[START OF Listed entries]

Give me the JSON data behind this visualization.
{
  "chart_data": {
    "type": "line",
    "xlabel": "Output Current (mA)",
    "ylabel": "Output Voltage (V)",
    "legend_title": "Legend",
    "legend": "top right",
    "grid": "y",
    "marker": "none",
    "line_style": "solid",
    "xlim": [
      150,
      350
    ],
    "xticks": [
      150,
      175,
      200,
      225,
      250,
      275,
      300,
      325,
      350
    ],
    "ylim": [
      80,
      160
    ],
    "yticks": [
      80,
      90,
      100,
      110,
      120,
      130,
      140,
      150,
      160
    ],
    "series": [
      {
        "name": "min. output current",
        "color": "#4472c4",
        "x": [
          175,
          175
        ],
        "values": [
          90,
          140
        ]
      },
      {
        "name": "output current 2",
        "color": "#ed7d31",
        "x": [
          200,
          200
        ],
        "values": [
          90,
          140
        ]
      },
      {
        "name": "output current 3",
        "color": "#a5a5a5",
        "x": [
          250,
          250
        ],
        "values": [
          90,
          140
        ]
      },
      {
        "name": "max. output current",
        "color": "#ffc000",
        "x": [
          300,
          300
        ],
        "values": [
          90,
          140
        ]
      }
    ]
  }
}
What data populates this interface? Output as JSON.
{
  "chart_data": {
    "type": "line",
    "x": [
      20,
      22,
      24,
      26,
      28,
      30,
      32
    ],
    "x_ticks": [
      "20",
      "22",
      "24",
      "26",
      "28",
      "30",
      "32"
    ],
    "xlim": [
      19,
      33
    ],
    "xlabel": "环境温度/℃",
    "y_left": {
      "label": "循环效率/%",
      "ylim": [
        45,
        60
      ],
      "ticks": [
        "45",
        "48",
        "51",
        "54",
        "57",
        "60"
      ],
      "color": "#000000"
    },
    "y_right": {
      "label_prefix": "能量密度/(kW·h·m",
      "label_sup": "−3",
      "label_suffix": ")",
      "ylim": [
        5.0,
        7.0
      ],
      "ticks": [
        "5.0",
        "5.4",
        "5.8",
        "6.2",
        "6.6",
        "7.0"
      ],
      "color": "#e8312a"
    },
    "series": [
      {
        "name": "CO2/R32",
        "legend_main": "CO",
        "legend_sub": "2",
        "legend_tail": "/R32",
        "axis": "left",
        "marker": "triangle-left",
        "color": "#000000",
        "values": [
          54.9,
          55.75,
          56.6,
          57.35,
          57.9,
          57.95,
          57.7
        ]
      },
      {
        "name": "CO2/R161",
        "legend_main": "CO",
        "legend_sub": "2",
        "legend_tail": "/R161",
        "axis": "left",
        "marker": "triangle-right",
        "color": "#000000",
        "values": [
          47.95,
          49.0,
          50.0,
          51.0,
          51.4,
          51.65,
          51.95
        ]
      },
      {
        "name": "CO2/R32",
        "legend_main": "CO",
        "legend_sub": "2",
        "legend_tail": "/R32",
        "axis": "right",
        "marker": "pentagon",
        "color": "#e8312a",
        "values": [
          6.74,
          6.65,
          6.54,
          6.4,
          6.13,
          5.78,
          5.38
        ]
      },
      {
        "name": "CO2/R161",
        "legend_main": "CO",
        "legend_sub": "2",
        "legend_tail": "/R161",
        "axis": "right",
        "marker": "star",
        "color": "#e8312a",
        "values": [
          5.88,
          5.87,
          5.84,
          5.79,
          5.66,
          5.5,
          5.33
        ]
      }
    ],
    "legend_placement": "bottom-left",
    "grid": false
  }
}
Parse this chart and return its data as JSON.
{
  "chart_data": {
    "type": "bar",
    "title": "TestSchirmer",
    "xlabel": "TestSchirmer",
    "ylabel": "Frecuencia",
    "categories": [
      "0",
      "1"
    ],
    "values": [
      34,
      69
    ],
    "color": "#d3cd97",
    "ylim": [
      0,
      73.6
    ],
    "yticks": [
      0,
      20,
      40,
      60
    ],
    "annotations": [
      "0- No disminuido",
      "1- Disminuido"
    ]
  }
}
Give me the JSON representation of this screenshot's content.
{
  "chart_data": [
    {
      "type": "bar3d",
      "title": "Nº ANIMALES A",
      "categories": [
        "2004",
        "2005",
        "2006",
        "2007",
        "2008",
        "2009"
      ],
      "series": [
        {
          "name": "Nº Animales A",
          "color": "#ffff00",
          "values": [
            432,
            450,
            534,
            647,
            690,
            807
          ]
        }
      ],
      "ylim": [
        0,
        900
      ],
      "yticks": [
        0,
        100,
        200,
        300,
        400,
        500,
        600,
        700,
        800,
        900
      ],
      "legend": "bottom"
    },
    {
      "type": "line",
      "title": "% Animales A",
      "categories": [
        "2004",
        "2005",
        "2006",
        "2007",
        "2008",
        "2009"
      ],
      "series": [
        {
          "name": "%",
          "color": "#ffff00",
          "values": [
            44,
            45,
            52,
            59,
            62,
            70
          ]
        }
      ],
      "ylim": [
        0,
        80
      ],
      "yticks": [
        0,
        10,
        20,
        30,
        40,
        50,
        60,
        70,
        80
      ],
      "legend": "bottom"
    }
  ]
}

[END OF Listed entries]

> To be done
Copy each record from above exactly, and include every line.

> Result for this task
Give me the JSON data behind this visualization.
{
  "chart_data": {
    "type": "line",
    "xlabel": "Output Current (mA)",
    "ylabel": "Output Voltage (V)",
    "legend_title": "Legend",
    "legend": "top right",
    "grid": "y",
    "marker": "none",
    "line_style": "solid",
    "xlim": [
      150,
      350
    ],
    "xticks": [
      150,
      175,
      200,
      225,
      250,
      275,
      300,
      325,
      350
    ],
    "ylim": [
      80,
      160
    ],
    "yticks": [
      80,
      90,
      100,
      110,
      120,
      130,
      140,
      150,
      160
    ],
    "series": [
      {
        "name": "min. output current",
        "color": "#4472c4",
        "x": [
          175,
          175
        ],
        "values": [
          90,
          140
        ]
      },
      {
        "name": "output current 2",
        "color": "#ed7d31",
        "x": [
          200,
          200
        ],
        "values": [
          90,
          140
        ]
      },
      {
        "name": "output current 3",
        "color": "#a5a5a5",
        "x": [
          250,
          250
        ],
        "values": [
          90,
          140
        ]
      },
      {
        "name": "max. output current",
        "color": "#ffc000",
        "x": [
          300,
          300
        ],
        "values": [
          90,
          140
        ]
      }
    ]
  }
}
What data populates this interface? Output as JSON.
{
  "chart_data": {
    "type": "line",
    "x": [
      20,
      22,
      24,
      26,
      28,
      30,
      32
    ],
    "x_ticks": [
      "20",
      "22",
      "24",
      "26",
      "28",
      "30",
      "32"
    ],
    "xlim": [
      19,
      33
    ],
    "xlabel": "环境温度/℃",
    "y_left": {
      "label": "循环效率/%",
      "ylim": [
        45,
        60
      ],
      "ticks": [
        "45",
        "48",
        "51",
        "54",
        "57",
        "60"
      ],
      "color": "#000000"
    },
    "y_right": {
      "label_prefix": "能量密度/(kW·h·m",
      "label_sup": "−3",
      "label_suffix": ")",
      "ylim": [
        5.0,
        7.0
      ],
      "ticks": [
        "5.0",
        "5.4",
        "5.8",
        "6.2",
        "6.6",
        "7.0"
      ],
      "color": "#e8312a"
    },
    "series": [
      {
        "name": "CO2/R32",
        "legend_main": "CO",
        "legend_sub": "2",
        "legend_tail": "/R32",
        "axis": "left",
        "marker": "triangle-left",
        "color": "#000000",
        "values": [
          54.9,
          55.75,
          56.6,
          57.35,
          57.9,
          57.95,
          57.7
        ]
      },
      {
        "name": "CO2/R161",
        "legend_main": "CO",
        "legend_sub": "2",
        "legend_tail": "/R161",
        "axis": "left",
        "marker": "triangle-right",
        "color": "#000000",
        "values": [
          47.95,
          49.0,
          50.0,
          51.0,
          51.4,
          51.65,
          51.95
        ]
      },
      {
        "name": "CO2/R32",
        "legend_main": "CO",
        "legend_sub": "2",
        "legend_tail": "/R32",
        "axis": "right",
        "marker": "pentagon",
        "color": "#e8312a",
        "values": [
          6.74,
          6.65,
          6.54,
          6.4,
          6.13,
          5.78,
          5.38
        ]
      },
      {
        "name": "CO2/R161",
        "legend_main": "CO",
        "legend_sub": "2",
        "legend_tail": "/R161",
        "axis": "right",
        "marker": "star",
        "color": "#e8312a",
        "values": [
          5.88,
          5.87,
          5.84,
          5.79,
          5.66,
          5.5,
          5.33
        ]
      }
    ],
    "legend_placement": "bottom-left",
    "grid": false
  }
}
Parse this chart and return its data as JSON.
{
  "chart_data": {
    "type": "bar",
    "title": "TestSchirmer",
    "xlabel": "TestSchirmer",
    "ylabel": "Frecuencia",
    "categories": [
      "0",
      "1"
    ],
    "values": [
      34,
      69
    ],
    "color": "#d3cd97",
    "ylim": [
      0,
      73.6
    ],
    "yticks": [
      0,
      20,
      40,
      60
    ],
    "annotations": [
      "0- No disminuido",
      "1- Disminuido"
    ]
  }
}
Give me the JSON representation of this screenshot's content.
{
  "chart_data": [
    {
      "type": "bar3d",
      "title": "Nº ANIMALES A",
      "categories": [
        "2004",
        "2005",
        "2006",
        "2007",
        "2008",
        "2009"
      ],
      "series": [
        {
          "name": "Nº Animales A",
          "color": "#ffff00",
          "values": [
            432,
            450,
            534,
            647,
            690,
            807
          ]
        }
      ],
      "ylim": [
        0,
        900
      ],
      "yticks": [
        0,
        100,
        200,
        300,
        400,
        500,
        600,
        700,
        800,
        900
      ],
      "legend": "bottom"
    },
    {
      "type": "line",
      "title": "% Animales A",
      "categories": [
        "2004",
        "2005",
        "2006",
        "2007",
        "2008",
        "2009"
      ],
      "series": [
        {
          "name": "%",
          "color": "#ffff00",
          "values": [
            44,
            45,
            52,
            59,
            62,
            70
          ]
        }
      ],
      "ylim": [
        0,
        80
      ],
      "yticks": [
        0,
        10,
        20,
        30,
        40,
        50,
        60,
        70,
        80
      ],
      "legend": "bottom"
    }
  ]
}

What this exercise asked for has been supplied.